Information supplied -
◇ ◇ ◇ ◇ ◇
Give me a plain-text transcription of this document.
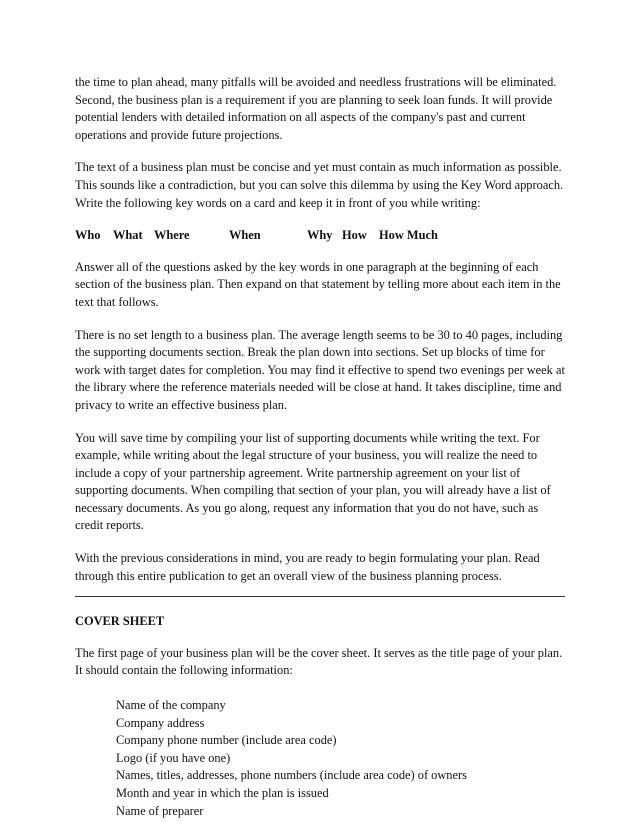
the time to plan ahead, many pitfalls will be avoided and needless frustrations will be eliminated. Second, the business plan is a requirement if you are planning to seek loan funds. It will provide potential lenders with detailed information on all aspects of the company's past and current operations and provide future projections.

The text of a business plan must be concise and yet must contain as much information as possible. This sounds like a contradiction, but you can solve this dilemma by using the Key Word approach. Write the following key words on a card and keep it in front of you while writing:

Who What Where	When	Why How How Much

Answer all of the questions asked by the key words in one paragraph at the beginning of each section of the business plan. Then expand on that statement by telling more about each item in the text that follows.

There is no set length to a business plan. The average length seems to be 30 to 40 pages, including the supporting documents section. Break the plan down into sections. Set up blocks of time for work with target dates for completion. You may find it effective to spend two evenings per week at the library where the reference materials needed will be close at hand. It takes discipline, time and privacy to write an effective business plan.

You will save time by compiling your list of supporting documents while writing the text. For example, while writing about the legal structure of your business, you will realize the need to include a copy of your partnership agreement. Write partnership agreement on your list of supporting documents. When compiling that section of your plan, you will already have a list of necessary documents. As you go along, request any information that you do not have, such as credit reports.

With the previous considerations in mind, you are ready to begin formulating your plan. Read through this entire publication to get an overall view of the business planning process.

COVER SHEET

The first page of your business plan will be the cover sheet. It serves as the title page of your plan. It should contain the following information:

Name of the company
Company address
Company phone number (include area code)
Logo (if you have one)
Names, titles, addresses, phone numbers (include area code) of owners
Month and year in which the plan is issued
Name of preparer
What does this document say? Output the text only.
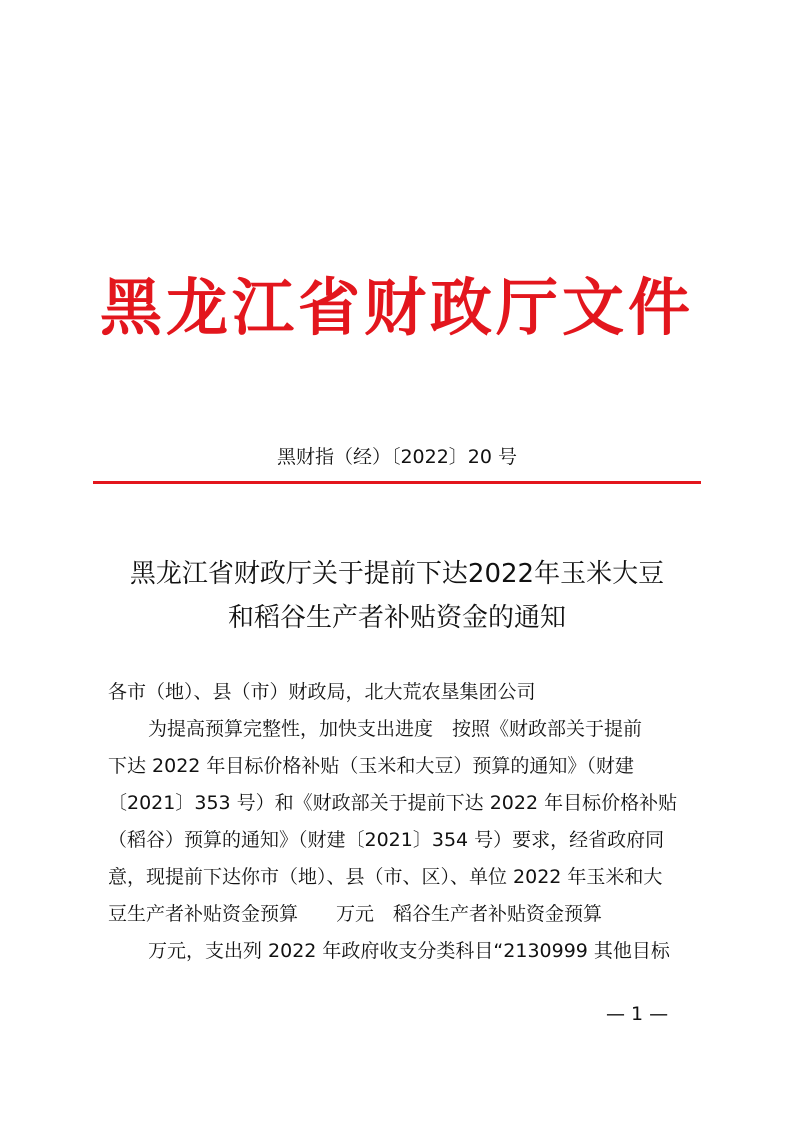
黑龙江省财政厅文件
黑财指（经）〔2022〕20 号
黑龙江省财政厅关于提前下达2022年玉米大豆
和稻谷生产者补贴资金的通知
各市（地）、县（市）财政局，北大荒农垦集团公司
为提高预算完整性，加快支出进度　按照《财政部关于提前
下达 2022 年目标价格补贴（玉米和大豆）预算的通知》（财建
〔2021〕353 号）和《财政部关于提前下达 2022 年目标价格补贴
（稻谷）预算的通知》（财建〔2021〕354 号）要求，经省政府同
意，现提前下达你市（地）、县（市、区）、单位 2022 年玉米和大
豆生产者补贴资金预算　　万元　稻谷生产者补贴资金预算
万元，支出列 2022 年政府收支分类科目“2130999 其他目标
— 1 —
◇ ◇ ◇ ◇ ◇
Given task - Leave out every picture, and copy exactly the lines from the line that contains "What does this" through the end of the material.

Result for this task -
What does this document say? Output the text only.
黑龙江省财政厅文件
黑财指（经）〔2022〕20 号
黑龙江省财政厅关于提前下达2022年玉米大豆
和稻谷生产者补贴资金的通知
各市（地）、县（市）财政局，北大荒农垦集团公司
为提高预算完整性，加快支出进度　按照《财政部关于提前
下达 2022 年目标价格补贴（玉米和大豆）预算的通知》（财建
〔2021〕353 号）和《财政部关于提前下达 2022 年目标价格补贴
（稻谷）预算的通知》（财建〔2021〕354 号）要求，经省政府同
意，现提前下达你市（地）、县（市、区）、单位 2022 年玉米和大
豆生产者补贴资金预算　　万元　稻谷生产者补贴资金预算
万元，支出列 2022 年政府收支分类科目“2130999 其他目标
— 1 —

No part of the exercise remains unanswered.